## WHAT TO WORK ON
For the data below, work out how many lines include the string "true" and report only the number.

--- RECORDS FOR THE EXERCISE ---

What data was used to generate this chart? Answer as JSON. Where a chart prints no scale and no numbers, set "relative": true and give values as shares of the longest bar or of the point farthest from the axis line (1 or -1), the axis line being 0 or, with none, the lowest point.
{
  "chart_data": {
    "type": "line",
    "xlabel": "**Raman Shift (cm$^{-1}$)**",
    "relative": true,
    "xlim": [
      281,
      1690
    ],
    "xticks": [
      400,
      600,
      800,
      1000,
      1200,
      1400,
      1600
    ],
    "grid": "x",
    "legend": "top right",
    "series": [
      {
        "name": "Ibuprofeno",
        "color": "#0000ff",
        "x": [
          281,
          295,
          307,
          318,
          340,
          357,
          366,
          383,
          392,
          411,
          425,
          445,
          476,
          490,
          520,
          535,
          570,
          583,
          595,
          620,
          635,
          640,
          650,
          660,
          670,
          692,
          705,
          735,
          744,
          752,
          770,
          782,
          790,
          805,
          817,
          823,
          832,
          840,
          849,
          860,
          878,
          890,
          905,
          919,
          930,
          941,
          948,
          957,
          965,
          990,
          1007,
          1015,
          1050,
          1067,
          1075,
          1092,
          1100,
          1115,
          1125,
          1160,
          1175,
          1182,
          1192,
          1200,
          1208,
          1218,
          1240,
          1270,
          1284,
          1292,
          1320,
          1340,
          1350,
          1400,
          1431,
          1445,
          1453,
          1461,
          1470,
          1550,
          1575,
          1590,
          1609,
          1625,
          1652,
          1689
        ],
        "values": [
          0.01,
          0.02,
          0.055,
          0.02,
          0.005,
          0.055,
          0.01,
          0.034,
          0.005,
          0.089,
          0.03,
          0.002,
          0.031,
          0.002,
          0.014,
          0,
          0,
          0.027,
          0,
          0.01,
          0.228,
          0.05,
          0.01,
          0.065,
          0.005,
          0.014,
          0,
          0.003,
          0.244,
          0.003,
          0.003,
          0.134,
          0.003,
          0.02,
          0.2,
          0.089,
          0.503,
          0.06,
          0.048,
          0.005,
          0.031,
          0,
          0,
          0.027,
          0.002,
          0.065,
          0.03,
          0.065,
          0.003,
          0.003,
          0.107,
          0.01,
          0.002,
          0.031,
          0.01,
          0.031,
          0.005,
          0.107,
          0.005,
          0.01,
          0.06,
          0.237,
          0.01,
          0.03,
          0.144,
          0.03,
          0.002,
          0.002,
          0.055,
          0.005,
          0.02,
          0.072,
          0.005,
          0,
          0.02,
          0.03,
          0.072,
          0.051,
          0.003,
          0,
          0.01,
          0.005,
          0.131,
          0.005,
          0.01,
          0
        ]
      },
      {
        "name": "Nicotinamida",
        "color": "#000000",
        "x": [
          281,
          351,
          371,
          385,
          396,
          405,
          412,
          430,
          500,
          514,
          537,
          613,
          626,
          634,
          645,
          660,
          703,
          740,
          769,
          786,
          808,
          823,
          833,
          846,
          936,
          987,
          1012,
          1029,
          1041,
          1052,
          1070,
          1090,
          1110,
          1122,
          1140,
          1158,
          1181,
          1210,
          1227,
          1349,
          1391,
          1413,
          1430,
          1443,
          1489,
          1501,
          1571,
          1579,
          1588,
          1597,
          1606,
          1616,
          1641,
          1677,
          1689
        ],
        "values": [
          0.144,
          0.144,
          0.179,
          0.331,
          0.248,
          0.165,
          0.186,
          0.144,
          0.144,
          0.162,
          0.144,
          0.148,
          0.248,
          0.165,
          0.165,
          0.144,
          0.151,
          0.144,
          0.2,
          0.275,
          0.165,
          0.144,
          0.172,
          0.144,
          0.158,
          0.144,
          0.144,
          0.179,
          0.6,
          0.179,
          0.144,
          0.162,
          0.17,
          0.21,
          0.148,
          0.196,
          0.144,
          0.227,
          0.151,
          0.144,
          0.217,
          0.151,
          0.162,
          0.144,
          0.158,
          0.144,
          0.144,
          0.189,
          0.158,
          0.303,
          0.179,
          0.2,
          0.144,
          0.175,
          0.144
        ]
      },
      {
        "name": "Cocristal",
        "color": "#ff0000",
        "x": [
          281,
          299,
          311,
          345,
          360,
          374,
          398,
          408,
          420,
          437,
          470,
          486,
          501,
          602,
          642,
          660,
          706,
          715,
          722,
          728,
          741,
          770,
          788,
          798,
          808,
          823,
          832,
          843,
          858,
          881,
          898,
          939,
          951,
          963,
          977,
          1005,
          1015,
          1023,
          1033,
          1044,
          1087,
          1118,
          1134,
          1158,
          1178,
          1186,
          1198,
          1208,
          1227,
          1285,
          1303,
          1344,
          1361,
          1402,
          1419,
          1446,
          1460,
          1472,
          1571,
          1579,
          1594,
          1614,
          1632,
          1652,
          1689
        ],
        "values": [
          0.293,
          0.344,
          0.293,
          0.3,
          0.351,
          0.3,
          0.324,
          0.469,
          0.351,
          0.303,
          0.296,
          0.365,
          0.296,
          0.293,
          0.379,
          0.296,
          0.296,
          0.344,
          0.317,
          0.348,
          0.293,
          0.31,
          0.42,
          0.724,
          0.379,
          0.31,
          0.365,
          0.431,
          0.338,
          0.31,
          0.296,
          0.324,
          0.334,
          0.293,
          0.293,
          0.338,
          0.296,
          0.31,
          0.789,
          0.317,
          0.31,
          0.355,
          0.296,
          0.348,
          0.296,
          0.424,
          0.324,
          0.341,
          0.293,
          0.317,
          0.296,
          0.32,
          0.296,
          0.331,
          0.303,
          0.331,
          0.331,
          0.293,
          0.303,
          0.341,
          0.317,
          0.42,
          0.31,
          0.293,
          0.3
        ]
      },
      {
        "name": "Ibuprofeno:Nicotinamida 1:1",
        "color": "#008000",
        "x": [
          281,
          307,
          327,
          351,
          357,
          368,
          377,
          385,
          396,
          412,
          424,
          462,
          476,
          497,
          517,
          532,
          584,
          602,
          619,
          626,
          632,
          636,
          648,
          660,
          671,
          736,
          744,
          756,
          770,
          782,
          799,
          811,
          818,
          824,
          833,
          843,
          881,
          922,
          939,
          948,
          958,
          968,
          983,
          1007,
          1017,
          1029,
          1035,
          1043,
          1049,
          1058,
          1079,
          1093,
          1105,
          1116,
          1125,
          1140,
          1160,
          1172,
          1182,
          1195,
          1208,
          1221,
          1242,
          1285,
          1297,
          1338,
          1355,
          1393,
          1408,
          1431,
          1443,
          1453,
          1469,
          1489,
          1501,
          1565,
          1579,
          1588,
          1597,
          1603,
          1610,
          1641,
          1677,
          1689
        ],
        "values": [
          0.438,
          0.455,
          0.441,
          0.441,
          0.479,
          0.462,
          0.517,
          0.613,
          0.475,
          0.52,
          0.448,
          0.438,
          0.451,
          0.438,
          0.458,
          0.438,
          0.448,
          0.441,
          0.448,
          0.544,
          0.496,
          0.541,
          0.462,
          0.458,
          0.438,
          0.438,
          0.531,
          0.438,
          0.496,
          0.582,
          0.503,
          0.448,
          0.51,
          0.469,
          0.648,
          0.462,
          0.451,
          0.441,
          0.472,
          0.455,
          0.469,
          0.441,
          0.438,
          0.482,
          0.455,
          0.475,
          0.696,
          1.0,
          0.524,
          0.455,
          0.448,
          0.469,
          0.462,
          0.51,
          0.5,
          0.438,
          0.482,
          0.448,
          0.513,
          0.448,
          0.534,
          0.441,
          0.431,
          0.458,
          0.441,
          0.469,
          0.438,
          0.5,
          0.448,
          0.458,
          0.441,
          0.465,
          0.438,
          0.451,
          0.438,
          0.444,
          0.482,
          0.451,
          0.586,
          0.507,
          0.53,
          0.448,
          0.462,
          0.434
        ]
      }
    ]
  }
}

---

## SOLVED PROBLEM
2